• _What to do_
Copy every line of the entries below word for word, leaving out the pictures.

• _Data for processing_
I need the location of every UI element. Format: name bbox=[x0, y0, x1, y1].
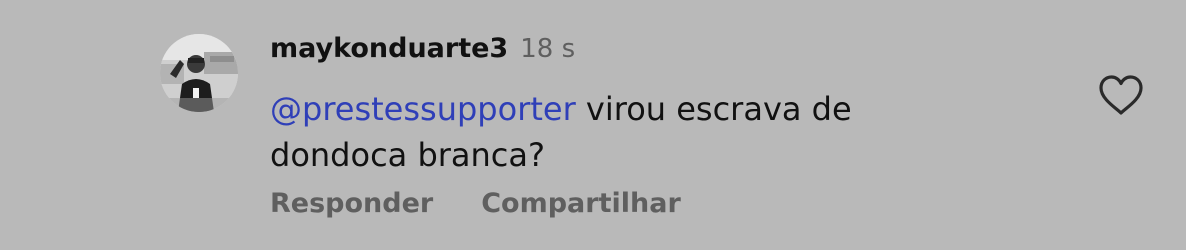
comment-header: maykonduarte3 18 s bbox=[270, 33, 575, 69]
mention-link[interactable]: @prestessupporter bbox=[270, 90, 576, 128]
comment: maykonduarte3 18 s @prestessupporter vir… bbox=[0, 0, 1186, 250]
share-button[interactable]: Compartilhar bbox=[481, 188, 681, 219]
avatar[interactable] bbox=[160, 34, 238, 112]
comment-text: @prestessupporter virou escrava de dondo… bbox=[270, 86, 990, 178]
reply-button[interactable]: Responder bbox=[270, 188, 433, 219]
like-button[interactable] bbox=[1098, 74, 1144, 116]
heart-outline-icon bbox=[1099, 75, 1143, 115]
timestamp: 18 s bbox=[520, 34, 576, 64]
username[interactable]: maykonduarte3 bbox=[270, 33, 508, 64]
avatar-image bbox=[160, 34, 238, 112]
comment-actions: Responder Compartilhar bbox=[270, 188, 681, 219]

• _Task result_
I need the location of every UI element. Format: name bbox=[x0, y0, x1, y1].
comment-header: maykonduarte3 18 s bbox=[270, 33, 575, 69]
mention-link[interactable]: @prestessupporter bbox=[270, 90, 576, 128]
comment: maykonduarte3 18 s @prestessupporter vir… bbox=[0, 0, 1186, 250]
share-button[interactable]: Compartilhar bbox=[481, 188, 681, 219]
avatar[interactable] bbox=[160, 34, 238, 112]
comment-text: @prestessupporter virou escrava de dondo… bbox=[270, 86, 990, 178]
reply-button[interactable]: Responder bbox=[270, 188, 433, 219]
like-button[interactable] bbox=[1098, 74, 1144, 116]
heart-outline-icon bbox=[1099, 75, 1143, 115]
timestamp: 18 s bbox=[520, 34, 576, 64]
username[interactable]: maykonduarte3 bbox=[270, 33, 508, 64]
avatar-image bbox=[160, 34, 238, 112]
comment-actions: Responder Compartilhar bbox=[270, 188, 681, 219]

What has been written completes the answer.